◆ **Task directions**
Pick out each line below containing "RMSE".
Start of The input
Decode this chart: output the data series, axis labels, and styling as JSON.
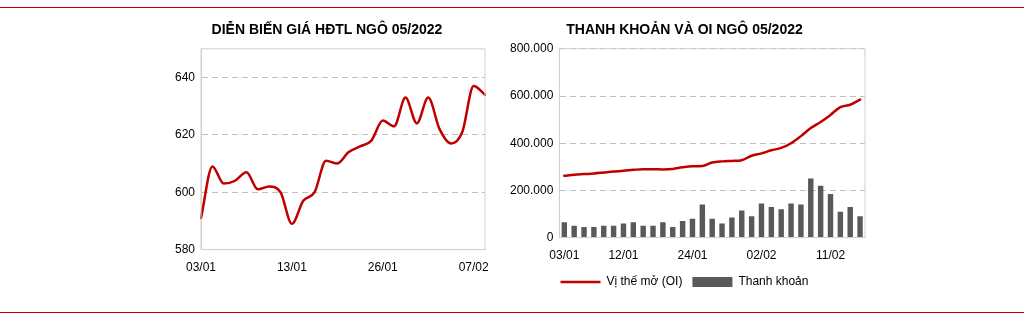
{
  "chart_data": [
    {
      "type": "line",
      "title": "DIỄN BIẾN GIÁ HĐTL NGÔ 05/2022",
      "categories": [
        "03/01",
        null,
        null,
        null,
        null,
        null,
        null,
        null,
        "13/01",
        null,
        null,
        null,
        null,
        null,
        null,
        null,
        "26/01",
        null,
        null,
        null,
        null,
        null,
        null,
        null,
        "07/02",
        null
      ],
      "series": [
        {
          "color": "#c00000",
          "values": [
            591,
            609,
            603,
            604,
            607,
            601,
            602,
            600,
            589,
            597,
            600,
            611,
            610,
            614,
            616,
            618,
            625,
            623,
            633,
            624,
            633,
            622,
            617,
            621,
            637,
            634
          ]
        }
      ],
      "ylim": [
        580,
        650
      ],
      "yticks": [
        580,
        600,
        620,
        640
      ],
      "grid": "y",
      "legend": false,
      "marker": "none",
      "line_style": "solid"
    },
    {
      "type": "bar",
      "title": "THANH KHOẢN VÀ OI NGÔ 05/2022",
      "categories": [
        "03/01",
        null,
        null,
        null,
        null,
        null,
        "12/01",
        null,
        null,
        null,
        null,
        null,
        null,
        "24/01",
        null,
        null,
        null,
        null,
        null,
        null,
        "02/02",
        null,
        null,
        null,
        null,
        null,
        null,
        "11/02",
        null,
        null,
        null
      ],
      "series": [
        {
          "name": "Thanh khoản",
          "type": "bar",
          "color": "#595959",
          "values": [
            65000,
            50000,
            45000,
            45000,
            50000,
            50000,
            60000,
            65000,
            50000,
            50000,
            65000,
            45000,
            70000,
            80000,
            140000,
            80000,
            60000,
            85000,
            115000,
            90000,
            145000,
            130000,
            120000,
            145000,
            140000,
            250000,
            220000,
            185000,
            110000,
            130000,
            90000
          ]
        },
        {
          "name": "Vị thế mở (OI)",
          "type": "line",
          "color": "#c00000",
          "values": [
            262000,
            266000,
            269000,
            272000,
            276000,
            280000,
            283000,
            287000,
            290000,
            290000,
            289000,
            291000,
            298000,
            302000,
            303000,
            318000,
            323000,
            325000,
            328000,
            347000,
            357000,
            370000,
            380000,
            400000,
            430000,
            464000,
            490000,
            520000,
            553000,
            563000,
            585000
          ]
        }
      ],
      "ylim": [
        0,
        800000
      ],
      "yticks": [
        {
          "value": 0,
          "label": "0"
        },
        {
          "value": 200000,
          "label": "200.000"
        },
        {
          "value": 400000,
          "label": "400.000"
        },
        {
          "value": 600000,
          "label": "600.000"
        },
        {
          "value": 800000,
          "label": "800.000"
        }
      ],
      "grid": "y",
      "legend": "bottom",
      "marker": "none",
      "line_style": "solid"
    }
  ]
}
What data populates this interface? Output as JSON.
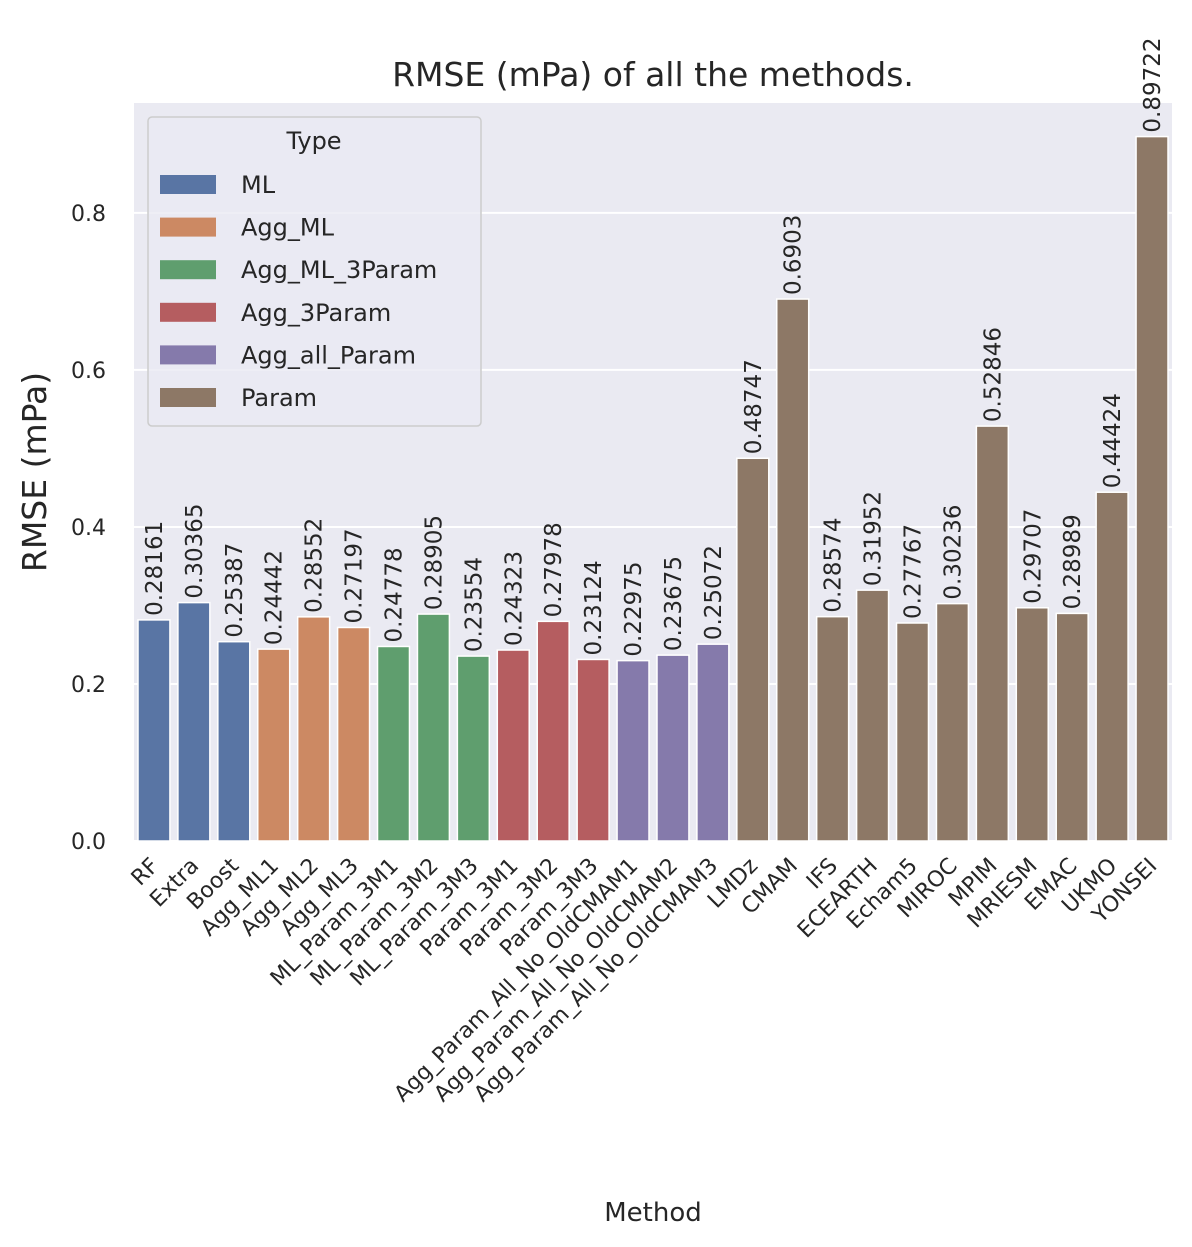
{
  "chart_data": {
    "type": "bar",
    "title": "RMSE (mPa) of all the methods.",
    "xlabel": "Method",
    "ylabel": "RMSE (mPa)",
    "ylim": [
      0,
      0.94
    ],
    "yticks": [
      "0.0",
      "0.2",
      "0.4",
      "0.6",
      "0.8"
    ],
    "grid": true,
    "legend": {
      "title": "Type",
      "placement": "top-left",
      "entries": [
        "ML",
        "Agg_ML",
        "Agg_ML_3Param",
        "Agg_3Param",
        "Agg_all_Param",
        "Param"
      ]
    },
    "type_colors": {
      "ML": "#5975a4",
      "Agg_ML": "#cc8963",
      "Agg_ML_3Param": "#5f9e6e",
      "Agg_3Param": "#b55d60",
      "Agg_all_Param": "#857aab",
      "Param": "#8d7866"
    },
    "categories": [
      "RF",
      "Extra",
      "Boost",
      "Agg_ML1",
      "Agg_ML2",
      "Agg_ML3",
      "ML_Param_3M1",
      "ML_Param_3M2",
      "ML_Param_3M3",
      "Param_3M1",
      "Param_3M2",
      "Param_3M3",
      "Agg_Param_All_No_OldCMAM1",
      "Agg_Param_All_No_OldCMAM2",
      "Agg_Param_All_No_OldCMAM3",
      "LMDz",
      "CMAM",
      "IFS",
      "ECEARTH",
      "Echam5",
      "MIROC",
      "MPIM",
      "MRIESM",
      "EMAC",
      "UKMO",
      "YONSEI"
    ],
    "values": [
      0.28161,
      0.30365,
      0.25387,
      0.24442,
      0.28552,
      0.27197,
      0.24778,
      0.28905,
      0.23554,
      0.24323,
      0.27978,
      0.23124,
      0.22975,
      0.23675,
      0.25072,
      0.48747,
      0.6903,
      0.28574,
      0.31952,
      0.27767,
      0.30236,
      0.52846,
      0.29707,
      0.28989,
      0.44424,
      0.89722
    ],
    "value_labels": [
      "0.28161",
      "0.30365",
      "0.25387",
      "0.24442",
      "0.28552",
      "0.27197",
      "0.24778",
      "0.28905",
      "0.23554",
      "0.24323",
      "0.27978",
      "0.23124",
      "0.22975",
      "0.23675",
      "0.25072",
      "0.48747",
      "0.6903",
      "0.28574",
      "0.31952",
      "0.27767",
      "0.30236",
      "0.52846",
      "0.29707",
      "0.28989",
      "0.44424",
      "0.89722"
    ],
    "types": [
      "ML",
      "ML",
      "ML",
      "Agg_ML",
      "Agg_ML",
      "Agg_ML",
      "Agg_ML_3Param",
      "Agg_ML_3Param",
      "Agg_ML_3Param",
      "Agg_3Param",
      "Agg_3Param",
      "Agg_3Param",
      "Agg_all_Param",
      "Agg_all_Param",
      "Agg_all_Param",
      "Param",
      "Param",
      "Param",
      "Param",
      "Param",
      "Param",
      "Param",
      "Param",
      "Param",
      "Param",
      "Param"
    ]
  }
}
End of The input
◆ **Exercise output**
    "title": "RMSE (mPa) of all the methods.",
    "ylabel": "RMSE (mPa)",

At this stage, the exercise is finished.